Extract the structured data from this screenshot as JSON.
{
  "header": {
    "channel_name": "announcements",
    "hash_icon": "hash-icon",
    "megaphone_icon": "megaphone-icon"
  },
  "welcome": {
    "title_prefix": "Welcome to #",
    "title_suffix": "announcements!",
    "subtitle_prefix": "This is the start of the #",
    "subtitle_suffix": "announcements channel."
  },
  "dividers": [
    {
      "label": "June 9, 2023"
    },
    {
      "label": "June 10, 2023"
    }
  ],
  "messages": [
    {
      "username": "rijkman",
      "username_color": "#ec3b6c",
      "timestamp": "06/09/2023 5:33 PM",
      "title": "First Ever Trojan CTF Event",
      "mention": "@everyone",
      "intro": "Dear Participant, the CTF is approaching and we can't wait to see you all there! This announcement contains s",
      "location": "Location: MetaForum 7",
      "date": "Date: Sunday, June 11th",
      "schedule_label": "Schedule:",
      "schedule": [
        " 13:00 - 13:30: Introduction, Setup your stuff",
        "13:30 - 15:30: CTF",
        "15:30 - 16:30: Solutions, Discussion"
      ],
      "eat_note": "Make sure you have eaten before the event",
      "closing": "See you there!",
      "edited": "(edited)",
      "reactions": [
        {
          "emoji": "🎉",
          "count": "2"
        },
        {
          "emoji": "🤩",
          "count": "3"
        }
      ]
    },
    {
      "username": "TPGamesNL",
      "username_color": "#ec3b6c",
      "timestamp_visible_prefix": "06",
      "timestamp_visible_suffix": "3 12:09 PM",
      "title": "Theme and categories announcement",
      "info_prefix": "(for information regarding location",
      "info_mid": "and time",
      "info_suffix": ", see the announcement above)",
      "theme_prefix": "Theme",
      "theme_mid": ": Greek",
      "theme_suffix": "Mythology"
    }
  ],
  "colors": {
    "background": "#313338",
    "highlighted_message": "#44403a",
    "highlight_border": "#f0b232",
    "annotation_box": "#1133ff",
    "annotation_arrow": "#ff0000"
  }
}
◆ ◆ ◆ ◆ ◆
### WHAT NEEDS TO BE DONE
Using the listing above, list every line in which the string "June" occurs.

### OUTPUT OF THE EXERCISE
      "label": "June 9, 2023"
      "label": "June 10, 2023"
      "date": "Date: Sunday, June 11th",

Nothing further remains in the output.